— Provided information —
— BEGIN —

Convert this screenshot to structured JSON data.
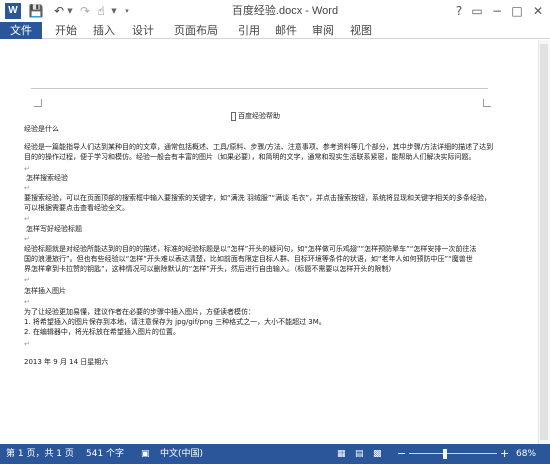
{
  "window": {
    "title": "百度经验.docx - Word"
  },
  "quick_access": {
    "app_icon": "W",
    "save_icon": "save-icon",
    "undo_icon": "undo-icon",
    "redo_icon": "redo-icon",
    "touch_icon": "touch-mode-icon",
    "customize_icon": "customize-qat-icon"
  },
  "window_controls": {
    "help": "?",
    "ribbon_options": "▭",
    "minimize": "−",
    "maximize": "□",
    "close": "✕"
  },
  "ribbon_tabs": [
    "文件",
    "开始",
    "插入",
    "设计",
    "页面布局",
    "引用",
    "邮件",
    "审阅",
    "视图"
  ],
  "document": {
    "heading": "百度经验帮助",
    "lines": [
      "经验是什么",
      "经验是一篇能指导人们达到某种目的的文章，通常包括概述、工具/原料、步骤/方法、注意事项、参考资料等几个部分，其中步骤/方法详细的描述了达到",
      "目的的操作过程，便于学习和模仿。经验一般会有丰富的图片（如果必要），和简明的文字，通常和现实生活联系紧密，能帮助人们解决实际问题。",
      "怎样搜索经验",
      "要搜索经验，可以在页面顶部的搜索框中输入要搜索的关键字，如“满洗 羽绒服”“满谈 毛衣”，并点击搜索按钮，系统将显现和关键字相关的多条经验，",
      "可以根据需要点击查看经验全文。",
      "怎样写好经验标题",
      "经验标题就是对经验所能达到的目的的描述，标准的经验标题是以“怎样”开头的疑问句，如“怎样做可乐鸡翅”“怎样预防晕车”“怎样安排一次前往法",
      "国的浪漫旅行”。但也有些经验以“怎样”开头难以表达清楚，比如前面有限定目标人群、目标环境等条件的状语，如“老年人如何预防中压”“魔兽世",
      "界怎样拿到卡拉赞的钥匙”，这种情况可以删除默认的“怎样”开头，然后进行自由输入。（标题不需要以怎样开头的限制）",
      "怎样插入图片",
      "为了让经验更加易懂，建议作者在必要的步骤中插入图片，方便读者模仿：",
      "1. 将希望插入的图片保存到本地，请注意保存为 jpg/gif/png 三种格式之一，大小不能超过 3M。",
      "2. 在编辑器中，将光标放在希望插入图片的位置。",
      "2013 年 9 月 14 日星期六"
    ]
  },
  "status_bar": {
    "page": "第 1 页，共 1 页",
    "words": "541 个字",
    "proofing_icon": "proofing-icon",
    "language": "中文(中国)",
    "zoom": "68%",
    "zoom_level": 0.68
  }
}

— END —

— Exercise objective —
Would you mind returning each entry above word for word, skipping the images?

— Solution to this task —
Convert this screenshot to structured JSON data.
{
  "window": {
    "title": "百度经验.docx - Word"
  },
  "quick_access": {
    "app_icon": "W",
    "save_icon": "save-icon",
    "undo_icon": "undo-icon",
    "redo_icon": "redo-icon",
    "touch_icon": "touch-mode-icon",
    "customize_icon": "customize-qat-icon"
  },
  "window_controls": {
    "help": "?",
    "ribbon_options": "▭",
    "minimize": "−",
    "maximize": "□",
    "close": "✕"
  },
  "ribbon_tabs": [
    "文件",
    "开始",
    "插入",
    "设计",
    "页面布局",
    "引用",
    "邮件",
    "审阅",
    "视图"
  ],
  "document": {
    "heading": "百度经验帮助",
    "lines": [
      "经验是什么",
      "经验是一篇能指导人们达到某种目的的文章，通常包括概述、工具/原料、步骤/方法、注意事项、参考资料等几个部分，其中步骤/方法详细的描述了达到",
      "目的的操作过程，便于学习和模仿。经验一般会有丰富的图片（如果必要），和简明的文字，通常和现实生活联系紧密，能帮助人们解决实际问题。",
      "怎样搜索经验",
      "要搜索经验，可以在页面顶部的搜索框中输入要搜索的关键字，如“满洗 羽绒服”“满谈 毛衣”，并点击搜索按钮，系统将显现和关键字相关的多条经验，",
      "可以根据需要点击查看经验全文。",
      "怎样写好经验标题",
      "经验标题就是对经验所能达到的目的的描述，标准的经验标题是以“怎样”开头的疑问句，如“怎样做可乐鸡翅”“怎样预防晕车”“怎样安排一次前往法",
      "国的浪漫旅行”。但也有些经验以“怎样”开头难以表达清楚，比如前面有限定目标人群、目标环境等条件的状语，如“老年人如何预防中压”“魔兽世",
      "界怎样拿到卡拉赞的钥匙”，这种情况可以删除默认的“怎样”开头，然后进行自由输入。（标题不需要以怎样开头的限制）",
      "怎样插入图片",
      "为了让经验更加易懂，建议作者在必要的步骤中插入图片，方便读者模仿：",
      "1. 将希望插入的图片保存到本地，请注意保存为 jpg/gif/png 三种格式之一，大小不能超过 3M。",
      "2. 在编辑器中，将光标放在希望插入图片的位置。",
      "2013 年 9 月 14 日星期六"
    ]
  },
  "status_bar": {
    "page": "第 1 页，共 1 页",
    "words": "541 个字",
    "proofing_icon": "proofing-icon",
    "language": "中文(中国)",
    "zoom": "68%",
    "zoom_level": 0.68
  }
}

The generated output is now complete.